Edit the rows by replacing "legend-box" with "legend-frame" and leave everything else unchanged. Leave the picture out of your answer.

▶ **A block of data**
◆ ◆ ◆ ◆ ◆

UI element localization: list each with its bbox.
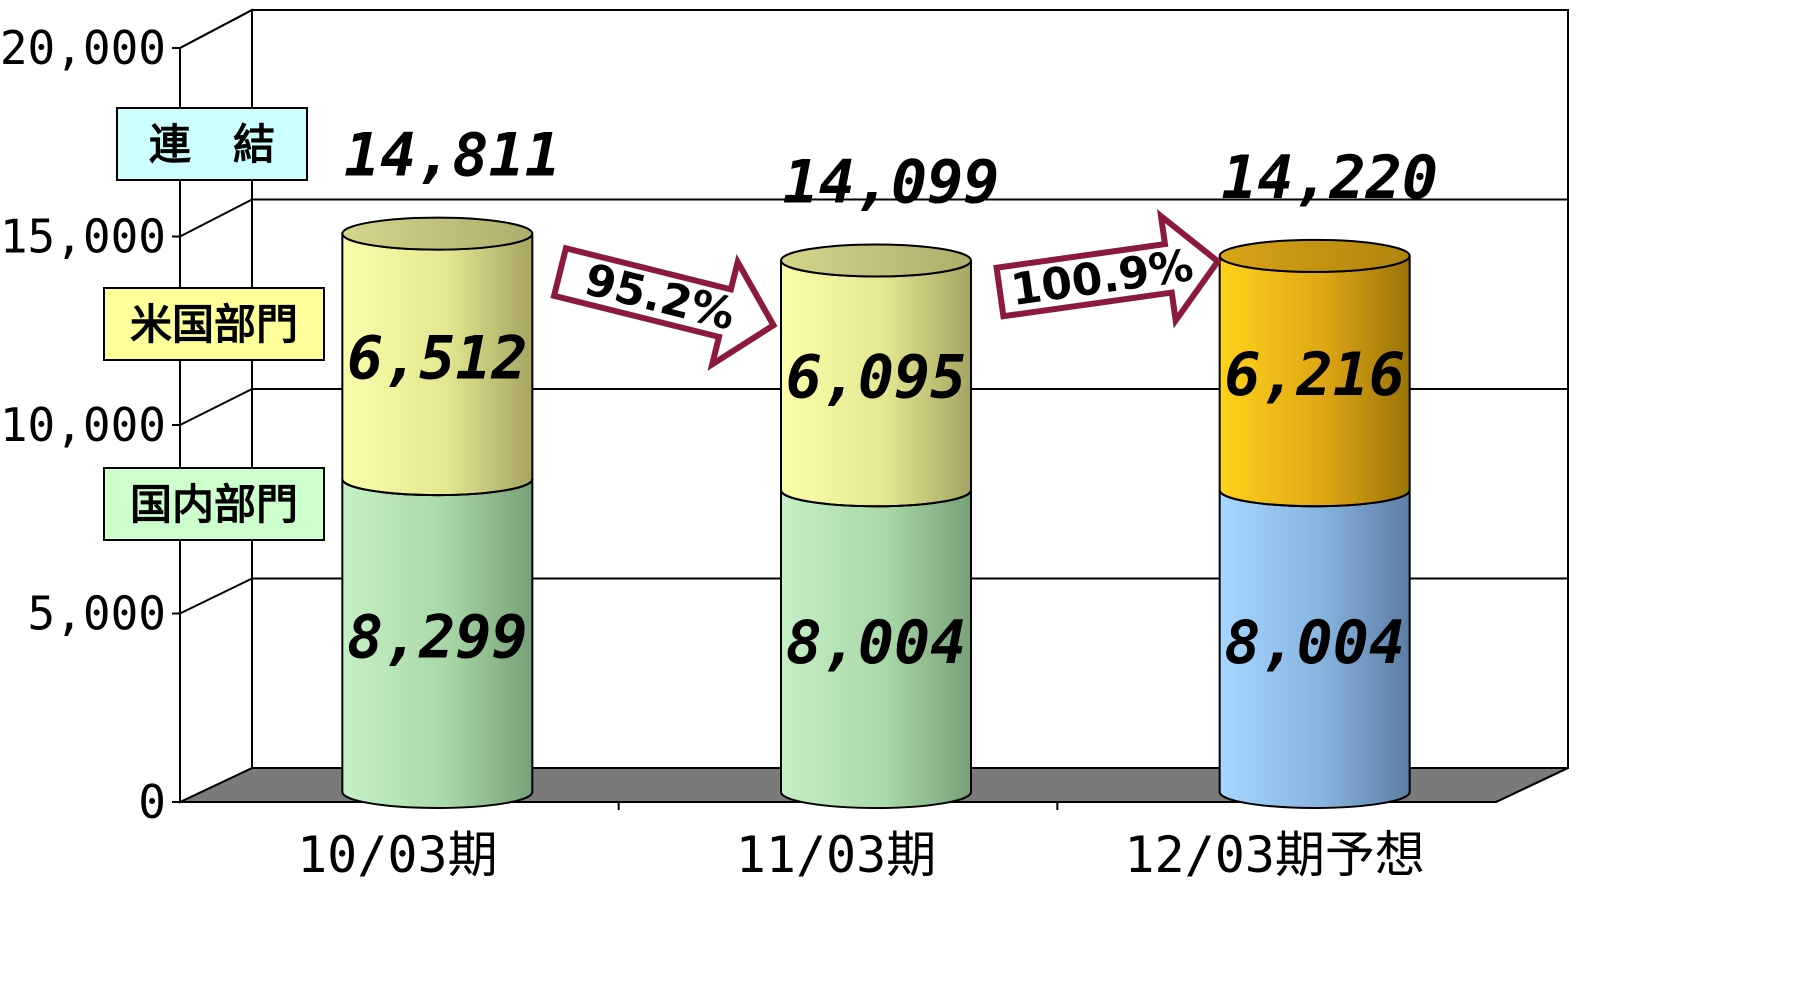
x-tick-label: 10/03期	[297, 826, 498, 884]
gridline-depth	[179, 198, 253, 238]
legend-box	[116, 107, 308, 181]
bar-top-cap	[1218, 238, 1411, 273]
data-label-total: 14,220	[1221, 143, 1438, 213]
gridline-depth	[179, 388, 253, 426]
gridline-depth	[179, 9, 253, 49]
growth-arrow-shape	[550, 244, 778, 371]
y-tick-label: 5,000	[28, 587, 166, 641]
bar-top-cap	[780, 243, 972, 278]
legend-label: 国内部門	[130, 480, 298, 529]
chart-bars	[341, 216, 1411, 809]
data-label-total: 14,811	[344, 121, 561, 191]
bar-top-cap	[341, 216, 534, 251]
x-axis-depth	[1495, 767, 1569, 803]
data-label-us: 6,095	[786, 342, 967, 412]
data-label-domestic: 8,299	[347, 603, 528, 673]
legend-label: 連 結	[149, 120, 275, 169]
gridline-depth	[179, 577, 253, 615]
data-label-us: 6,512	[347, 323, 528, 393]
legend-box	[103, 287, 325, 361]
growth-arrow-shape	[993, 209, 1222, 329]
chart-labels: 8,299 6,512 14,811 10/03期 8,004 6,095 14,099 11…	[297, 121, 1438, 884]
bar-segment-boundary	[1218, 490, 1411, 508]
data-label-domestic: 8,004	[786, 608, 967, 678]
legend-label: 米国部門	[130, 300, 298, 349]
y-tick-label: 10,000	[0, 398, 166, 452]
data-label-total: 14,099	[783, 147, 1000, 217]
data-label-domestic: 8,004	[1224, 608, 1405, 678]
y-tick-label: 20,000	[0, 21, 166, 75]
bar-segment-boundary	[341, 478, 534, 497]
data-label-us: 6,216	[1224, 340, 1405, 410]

◆ ◆ ◆ ◆ ◆

▶ **WRITTEN ANSWER**
UI element localization: list each with its bbox.
x-tick-label: 10/03期	[297, 826, 498, 884]
gridline-depth	[179, 198, 253, 238]
legend-frame	[116, 107, 308, 181]
bar-top-cap	[1218, 238, 1411, 273]
data-label-total: 14,220	[1221, 143, 1438, 213]
gridline-depth	[179, 388, 253, 426]
gridline-depth	[179, 9, 253, 49]
growth-arrow-shape	[550, 244, 778, 371]
y-tick-label: 5,000	[28, 587, 166, 641]
bar-top-cap	[780, 243, 972, 278]
legend-label: 国内部門	[130, 480, 298, 529]
chart-bars	[341, 216, 1411, 809]
data-label-total: 14,811	[344, 121, 561, 191]
bar-top-cap	[341, 216, 534, 251]
x-axis-depth	[1495, 767, 1569, 803]
data-label-us: 6,095	[786, 342, 967, 412]
data-label-domestic: 8,299	[347, 603, 528, 673]
legend-label: 連 結	[149, 120, 275, 169]
gridline-depth	[179, 577, 253, 615]
data-label-us: 6,512	[347, 323, 528, 393]
legend-frame	[103, 287, 325, 361]
growth-arrow-shape	[993, 209, 1222, 329]
chart-labels: 8,299 6,512 14,811 10/03期 8,004 6,095 14,099 11…	[297, 121, 1438, 884]
bar-segment-boundary	[1218, 490, 1411, 508]
data-label-domestic: 8,004	[786, 608, 967, 678]
legend-label: 米国部門	[130, 300, 298, 349]
y-tick-label: 10,000	[0, 398, 166, 452]
data-label-total: 14,099	[783, 147, 1000, 217]
data-label-domestic: 8,004	[1224, 608, 1405, 678]
y-tick-label: 20,000	[0, 21, 166, 75]
bar-segment-boundary	[341, 478, 534, 497]
data-label-us: 6,216	[1224, 340, 1405, 410]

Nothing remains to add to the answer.